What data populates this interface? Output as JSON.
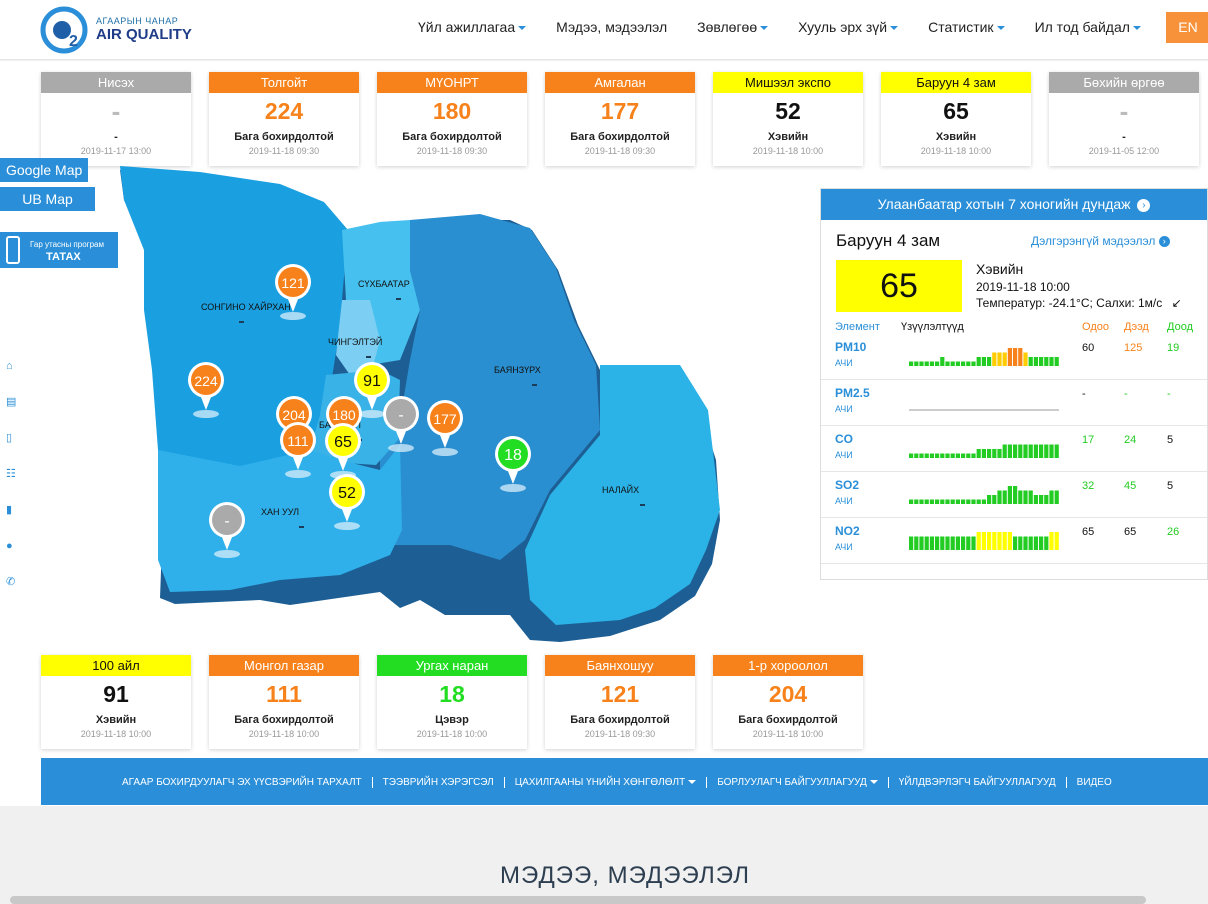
{
  "logo": {
    "small": "АГААРЫН ЧАНАР",
    "big": "AIR QUALITY"
  },
  "nav": {
    "items": [
      {
        "label": "Үйл ажиллагаа",
        "dropdown": true
      },
      {
        "label": "Мэдээ, мэдээлэл",
        "dropdown": false
      },
      {
        "label": "Зөвлөгөө",
        "dropdown": true
      },
      {
        "label": "Хууль эрх зүй",
        "dropdown": true
      },
      {
        "label": "Статистик",
        "dropdown": true
      },
      {
        "label": "Ил тод байдал",
        "dropdown": true
      }
    ],
    "lang_button": "EN"
  },
  "colors": {
    "gray": "#aaaaaa",
    "orange": "#f7821b",
    "yellow": "#ffff00",
    "green": "#22dd22",
    "blue": "#2a8fd8"
  },
  "top_cards": [
    {
      "name": "Нисэх",
      "value": "-",
      "status": "-",
      "date": "2019-11-17 13:00",
      "color": "gray"
    },
    {
      "name": "Толгойт",
      "value": "224",
      "status": "Бага бохирдолтой",
      "date": "2019-11-18 09:30",
      "color": "orange"
    },
    {
      "name": "МҮОНРТ",
      "value": "180",
      "status": "Бага бохирдолтой",
      "date": "2019-11-18 09:30",
      "color": "orange"
    },
    {
      "name": "Амгалан",
      "value": "177",
      "status": "Бага бохирдолтой",
      "date": "2019-11-18 09:30",
      "color": "orange"
    },
    {
      "name": "Мишээл экспо",
      "value": "52",
      "status": "Хэвийн",
      "date": "2019-11-18 10:00",
      "color": "yellow"
    },
    {
      "name": "Баруун 4 зам",
      "value": "65",
      "status": "Хэвийн",
      "date": "2019-11-18 10:00",
      "color": "yellow"
    },
    {
      "name": "Бөхийн өргөө",
      "value": "-",
      "status": "-",
      "date": "2019-11-05 12:00",
      "color": "gray"
    }
  ],
  "bottom_cards": [
    {
      "name": "100 айл",
      "value": "91",
      "status": "Хэвийн",
      "date": "2019-11-18 10:00",
      "color": "yellow"
    },
    {
      "name": "Монгол газар",
      "value": "111",
      "status": "Бага бохирдолтой",
      "date": "2019-11-18 10:00",
      "color": "orange"
    },
    {
      "name": "Ургах наран",
      "value": "18",
      "status": "Цэвэр",
      "date": "2019-11-18 10:00",
      "color": "green"
    },
    {
      "name": "Баянхошуу",
      "value": "121",
      "status": "Бага бохирдолтой",
      "date": "2019-11-18 09:30",
      "color": "orange"
    },
    {
      "name": "1-р хороолол",
      "value": "204",
      "status": "Бага бохирдолтой",
      "date": "2019-11-18 10:00",
      "color": "orange"
    }
  ],
  "side": {
    "google_map": "Google Map",
    "ub_map": "UB Map",
    "mobile_line1": "Гар утасны програм",
    "mobile_line2": "ТАТАХ",
    "icons": [
      "home-icon",
      "news-icon",
      "document-icon",
      "list-icon",
      "mobile-icon",
      "person-icon",
      "phone-icon"
    ]
  },
  "map": {
    "districts": [
      "СОНГИНО ХАЙРХАН",
      "СҮХБААТАР",
      "ЧИНГЭЛТЭЙ",
      "БАЯНЗҮРХ",
      "БАЯНГОЛ",
      "ХАН УУЛ",
      "НАЛАЙХ"
    ],
    "markers": [
      {
        "value": "121",
        "color": "orange"
      },
      {
        "value": "224",
        "color": "orange"
      },
      {
        "value": "91",
        "color": "yellow"
      },
      {
        "value": "204",
        "color": "orange"
      },
      {
        "value": "180",
        "color": "orange"
      },
      {
        "value": "-",
        "color": "gray"
      },
      {
        "value": "177",
        "color": "orange"
      },
      {
        "value": "111",
        "color": "orange"
      },
      {
        "value": "65",
        "color": "yellow"
      },
      {
        "value": "18",
        "color": "green"
      },
      {
        "value": "52",
        "color": "yellow"
      },
      {
        "value": "-",
        "color": "gray"
      }
    ]
  },
  "info": {
    "header": "Улаанбаатар хотын 7 хоногийн дундаж",
    "station": "Баруун 4 зам",
    "link": "Дэлгэрэнгүй мэдээлэл",
    "aqi": "65",
    "status": "Хэвийн",
    "date": "2019-11-18 10:00",
    "weather": "Температур: -24.1°C; Салхи: 1м/с",
    "columns": {
      "element": "Элемент",
      "indicator": "Үзүүлэлтүүд",
      "now": "Одоо",
      "high": "Дээд",
      "low": "Доод"
    },
    "pollutants": [
      {
        "name": "PM10",
        "level": "АЧИ",
        "now": "60",
        "high": "125",
        "low": "19",
        "bars": [
          1,
          1,
          1,
          1,
          1,
          1,
          2,
          1,
          1,
          1,
          1,
          1,
          1,
          2,
          2,
          2,
          3,
          3,
          3,
          4,
          4,
          4,
          3,
          2,
          2,
          2,
          2,
          2,
          2
        ]
      },
      {
        "name": "PM2.5",
        "level": "АЧИ",
        "now": "-",
        "high": "-",
        "low": "-",
        "bars": []
      },
      {
        "name": "CO",
        "level": "АЧИ",
        "now": "17",
        "high": "24",
        "low": "5",
        "bars": [
          1,
          1,
          1,
          1,
          1,
          1,
          1,
          1,
          1,
          1,
          1,
          1,
          1,
          2,
          2,
          2,
          2,
          2,
          3,
          3,
          3,
          3,
          3,
          3,
          3,
          3,
          3,
          3,
          3
        ]
      },
      {
        "name": "SO2",
        "level": "АЧИ",
        "now": "32",
        "high": "45",
        "low": "5",
        "bars": [
          1,
          1,
          1,
          1,
          1,
          1,
          1,
          1,
          1,
          1,
          1,
          1,
          1,
          1,
          1,
          2,
          2,
          3,
          3,
          4,
          4,
          3,
          3,
          3,
          2,
          2,
          2,
          3,
          3
        ]
      },
      {
        "name": "NO2",
        "level": "АЧИ",
        "now": "65",
        "high": "65",
        "low": "26",
        "bars": [
          3,
          3,
          3,
          3,
          3,
          3,
          3,
          3,
          3,
          3,
          3,
          3,
          3,
          4,
          4,
          4,
          4,
          4,
          4,
          4,
          3,
          3,
          3,
          3,
          3,
          3,
          3,
          4,
          4
        ]
      }
    ]
  },
  "bottom_bar": {
    "items": [
      {
        "label": "АГААР БОХИРДУУЛАГЧ ЭХ ҮҮСВЭРИЙН ТАРХАЛТ",
        "dropdown": false
      },
      {
        "label": "ТЭЭВРИЙН ХЭРЭГСЭЛ",
        "dropdown": false
      },
      {
        "label": "ЦАХИЛГААНЫ ҮНИЙН ХӨНГӨЛӨЛТ",
        "dropdown": true
      },
      {
        "label": "БОРЛУУЛАГЧ БАЙГУУЛЛАГУУД",
        "dropdown": true
      },
      {
        "label": "ҮЙЛДВЭРЛЭГЧ БАЙГУУЛЛАГУУД",
        "dropdown": false
      },
      {
        "label": "ВИДЕО",
        "dropdown": false
      }
    ]
  },
  "news_title": "МЭДЭЭ, МЭДЭЭЛЭЛ"
}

STATED GOAL =
Point out every line holding the string "green" and copy it.

FULL RESPONSE =
    "green": "#22dd22",
      "color": "green"
        "color": "green"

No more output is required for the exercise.